> Task details:
In the listing below, pick out lines with "this".
Begin Information provided
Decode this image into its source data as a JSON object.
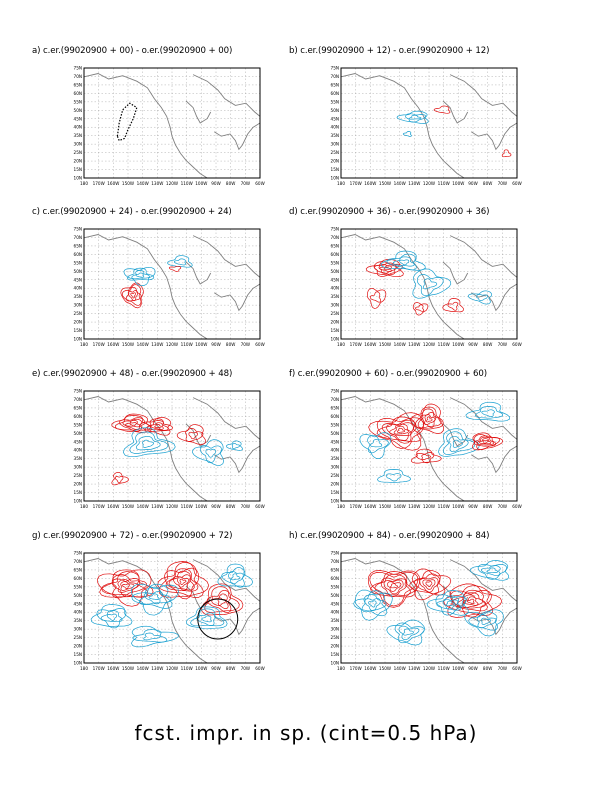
{
  "caption": "fcst. impr. in sp. (cint=0.5 hPa)",
  "colors": {
    "positive": "#e01010",
    "negative": "#1aa0d0",
    "coast": "#808080",
    "grid": "#9a9a9a",
    "frame": "#000000"
  },
  "axes": {
    "x_ticks": [
      "180",
      "170W",
      "160W",
      "150W",
      "140W",
      "130W",
      "120W",
      "110W",
      "100W",
      "90W",
      "80W",
      "70W",
      "60W"
    ],
    "y_ticks": [
      "10N",
      "15N",
      "20N",
      "25N",
      "30N",
      "35N",
      "40N",
      "45N",
      "50N",
      "55N",
      "60N",
      "65N",
      "70N",
      "75N"
    ]
  },
  "chart_data": [
    {
      "type": "contour",
      "panel": "a",
      "title": "a) c.er.(99020900 + 00) - o.er.(99020900 + 00)",
      "lead_hours": 0,
      "xlim": [
        "180",
        "60W"
      ],
      "ylim": [
        "10N",
        "75N"
      ],
      "contour_interval_hPa": 0.5,
      "grid": "dashed",
      "marker": "target-region outline"
    },
    {
      "type": "contour",
      "panel": "b",
      "title": "b) c.er.(99020900 + 12) - o.er.(99020900 + 12)",
      "lead_hours": 12,
      "xlim": [
        "180",
        "60W"
      ],
      "ylim": [
        "10N",
        "75N"
      ],
      "contour_interval_hPa": 0.5,
      "grid": "dashed"
    },
    {
      "type": "contour",
      "panel": "c",
      "title": "c) c.er.(99020900 + 24) - o.er.(99020900 + 24)",
      "lead_hours": 24,
      "xlim": [
        "180",
        "60W"
      ],
      "ylim": [
        "10N",
        "75N"
      ],
      "contour_interval_hPa": 0.5,
      "grid": "dashed"
    },
    {
      "type": "contour",
      "panel": "d",
      "title": "d) c.er.(99020900 + 36) - o.er.(99020900 + 36)",
      "lead_hours": 36,
      "xlim": [
        "180",
        "60W"
      ],
      "ylim": [
        "10N",
        "75N"
      ],
      "contour_interval_hPa": 0.5,
      "grid": "dashed"
    },
    {
      "type": "contour",
      "panel": "e",
      "title": "e) c.er.(99020900 + 48) - o.er.(99020900 + 48)",
      "lead_hours": 48,
      "xlim": [
        "180",
        "60W"
      ],
      "ylim": [
        "10N",
        "75N"
      ],
      "contour_interval_hPa": 0.5,
      "grid": "dashed"
    },
    {
      "type": "contour",
      "panel": "f",
      "title": "f) c.er.(99020900 + 60) - o.er.(99020900 + 60)",
      "lead_hours": 60,
      "xlim": [
        "180",
        "60W"
      ],
      "ylim": [
        "10N",
        "75N"
      ],
      "contour_interval_hPa": 0.5,
      "grid": "dashed"
    },
    {
      "type": "contour",
      "panel": "g",
      "title": "g) c.er.(99020900 + 72) - o.er.(99020900 + 72)",
      "lead_hours": 72,
      "xlim": [
        "180",
        "60W"
      ],
      "ylim": [
        "10N",
        "75N"
      ],
      "contour_interval_hPa": 0.5,
      "grid": "dashed",
      "marker": "verification circle"
    },
    {
      "type": "contour",
      "panel": "h",
      "title": "h) c.er.(99020900 + 84) - o.er.(99020900 + 84)",
      "lead_hours": 84,
      "xlim": [
        "180",
        "60W"
      ],
      "ylim": [
        "10N",
        "75N"
      ],
      "contour_interval_hPa": 0.5,
      "grid": "dashed"
    }
  ]
}
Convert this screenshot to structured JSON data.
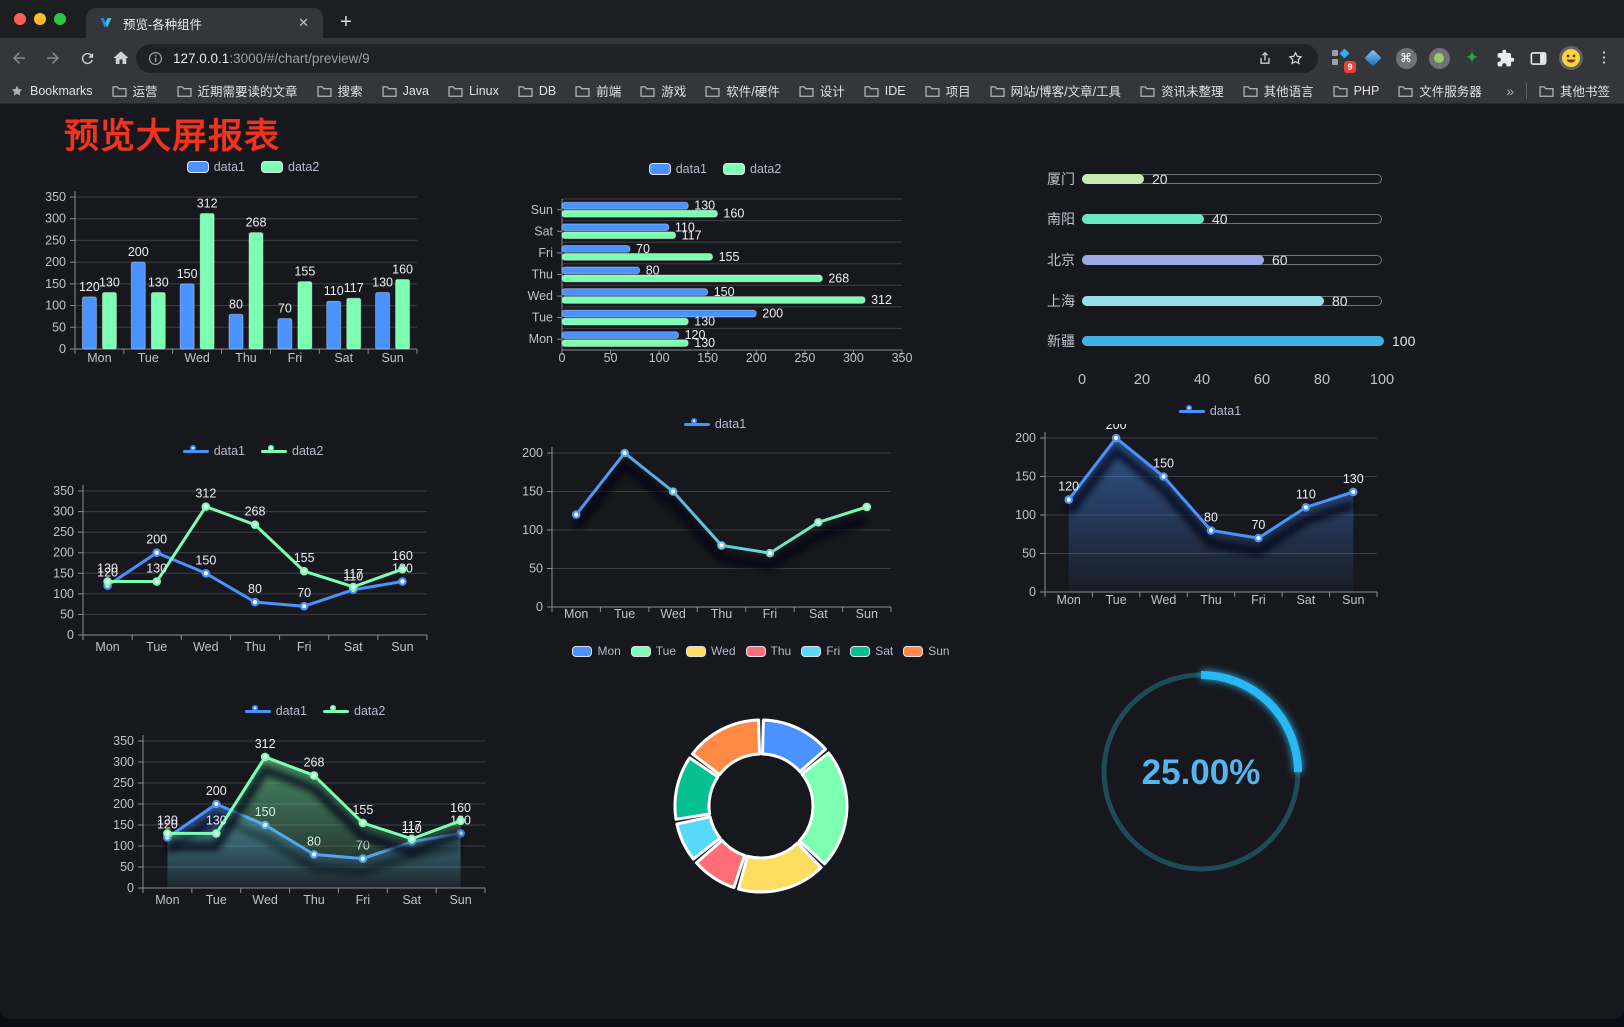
{
  "browser": {
    "tab_title": "预览-各种组件",
    "close_glyph": "✕",
    "newtab_glyph": "+",
    "url_host": "127.0.0.1",
    "url_rest": ":3000/#/chart/preview/9",
    "extension_badge": "9",
    "kebab_glyph": "⋮",
    "cmd_glyph": "⌘",
    "star4_glyph": "✦",
    "bookmarks_label": "Bookmarks",
    "bookmarks": [
      "运营",
      "近期需要读的文章",
      "搜索",
      "Java",
      "Linux",
      "DB",
      "前端",
      "游戏",
      "软件/硬件",
      "设计",
      "IDE",
      "项目",
      "网站/博客/文章/工具",
      "资讯未整理",
      "其他语言",
      "PHP",
      "文件服务器"
    ],
    "bookmarks_overflow": "»",
    "other_bookmarks": "其他书签"
  },
  "page": {
    "title": "预览大屏报表",
    "title_color": "#f5321d"
  },
  "palette": {
    "data1": "#4992ff",
    "data2": "#7cffb2",
    "axis_text": "#c2c1d0",
    "grid_line": "#3e3e49",
    "axis_line": "#8a8b94"
  },
  "chart_data": [
    {
      "id": "bar",
      "type": "bar",
      "categories": [
        "Mon",
        "Tue",
        "Wed",
        "Thu",
        "Fri",
        "Sat",
        "Sun"
      ],
      "series": [
        {
          "name": "data1",
          "color": "#4992ff",
          "values": [
            120,
            200,
            150,
            80,
            70,
            110,
            130
          ],
          "labels": true
        },
        {
          "name": "data2",
          "color": "#7cffb2",
          "values": [
            130,
            130,
            312,
            268,
            155,
            117,
            160
          ],
          "labels": true
        }
      ],
      "ylim": [
        0,
        350
      ],
      "ytick_step": 50,
      "legend_position": "top",
      "grid": true
    },
    {
      "id": "hbar",
      "type": "bar-horizontal",
      "categories": [
        "Mon",
        "Tue",
        "Wed",
        "Thu",
        "Fri",
        "Sat",
        "Sun"
      ],
      "series": [
        {
          "name": "data1",
          "color": "#4992ff",
          "values": [
            120,
            200,
            150,
            80,
            70,
            110,
            130
          ],
          "labels": true
        },
        {
          "name": "data2",
          "color": "#7cffb2",
          "values": [
            130,
            130,
            312,
            268,
            155,
            117,
            160
          ],
          "labels": true
        }
      ],
      "xlim": [
        0,
        350
      ],
      "xtick_step": 50,
      "legend_position": "top",
      "grid": true
    },
    {
      "id": "progress",
      "type": "progress-bars",
      "max": 100,
      "xticks": [
        0,
        20,
        40,
        60,
        80,
        100
      ],
      "items": [
        {
          "label": "厦门",
          "value": 20,
          "color": "#c4ebad"
        },
        {
          "label": "南阳",
          "value": 40,
          "color": "#6be6c1"
        },
        {
          "label": "北京",
          "value": 60,
          "color": "#a0a7e6"
        },
        {
          "label": "上海",
          "value": 80,
          "color": "#96dee8"
        },
        {
          "label": "新疆",
          "value": 100,
          "color": "#3fb1e3"
        }
      ]
    },
    {
      "id": "line2",
      "type": "line",
      "categories": [
        "Mon",
        "Tue",
        "Wed",
        "Thu",
        "Fri",
        "Sat",
        "Sun"
      ],
      "series": [
        {
          "name": "data1",
          "color": "#4992ff",
          "values": [
            120,
            200,
            150,
            80,
            70,
            110,
            130
          ],
          "labels": true
        },
        {
          "name": "data2",
          "color": "#7cffb2",
          "values": [
            130,
            130,
            312,
            268,
            155,
            117,
            160
          ],
          "labels": true
        }
      ],
      "ylim": [
        0,
        350
      ],
      "ytick_step": 50,
      "legend_position": "top",
      "grid": true
    },
    {
      "id": "line_gradient",
      "type": "line",
      "categories": [
        "Mon",
        "Tue",
        "Wed",
        "Thu",
        "Fri",
        "Sat",
        "Sun"
      ],
      "series": [
        {
          "name": "data1",
          "color": "#4992ff",
          "gradient": [
            "#4992ff",
            "#7cffb2"
          ],
          "values": [
            120,
            200,
            150,
            80,
            70,
            110,
            130
          ],
          "labels": false
        }
      ],
      "ylim": [
        0,
        200
      ],
      "ytick_step": 50,
      "shadow": true,
      "legend_position": "top",
      "grid": true
    },
    {
      "id": "area1",
      "type": "area",
      "categories": [
        "Mon",
        "Tue",
        "Wed",
        "Thu",
        "Fri",
        "Sat",
        "Sun"
      ],
      "series": [
        {
          "name": "data1",
          "color": "#4992ff",
          "area": true,
          "values": [
            120,
            200,
            150,
            80,
            70,
            110,
            130
          ],
          "labels": true
        }
      ],
      "ylim": [
        0,
        200
      ],
      "ytick_step": 50,
      "shadow": true,
      "legend_position": "top",
      "grid": true
    },
    {
      "id": "area2",
      "type": "area",
      "categories": [
        "Mon",
        "Tue",
        "Wed",
        "Thu",
        "Fri",
        "Sat",
        "Sun"
      ],
      "series": [
        {
          "name": "data1",
          "color": "#4992ff",
          "area": true,
          "values": [
            120,
            200,
            150,
            80,
            70,
            110,
            130
          ],
          "labels": true
        },
        {
          "name": "data2",
          "color": "#7cffb2",
          "area": true,
          "values": [
            130,
            130,
            312,
            268,
            155,
            117,
            160
          ],
          "labels": true
        }
      ],
      "ylim": [
        0,
        350
      ],
      "ytick_step": 50,
      "shadow": true,
      "legend_position": "top",
      "grid": true
    },
    {
      "id": "donut",
      "type": "pie",
      "categories": [
        "Mon",
        "Tue",
        "Wed",
        "Thu",
        "Fri",
        "Sat",
        "Sun"
      ],
      "values": [
        120,
        200,
        150,
        80,
        70,
        110,
        130
      ],
      "colors": [
        "#4992ff",
        "#7cffb2",
        "#fddd60",
        "#ff6e76",
        "#58d9f9",
        "#05c091",
        "#ff8a45"
      ],
      "legend_position": "top"
    },
    {
      "id": "gauge",
      "type": "gauge",
      "percent": 25,
      "display": "25.00%",
      "color": "#2ab8f5",
      "track_color": "#1d4b58",
      "text_color": "#55b5f0"
    }
  ]
}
End Information provided
> Result:
Decode this image into its source data as a JSON object.
Convert this screenshot to structured JSON data.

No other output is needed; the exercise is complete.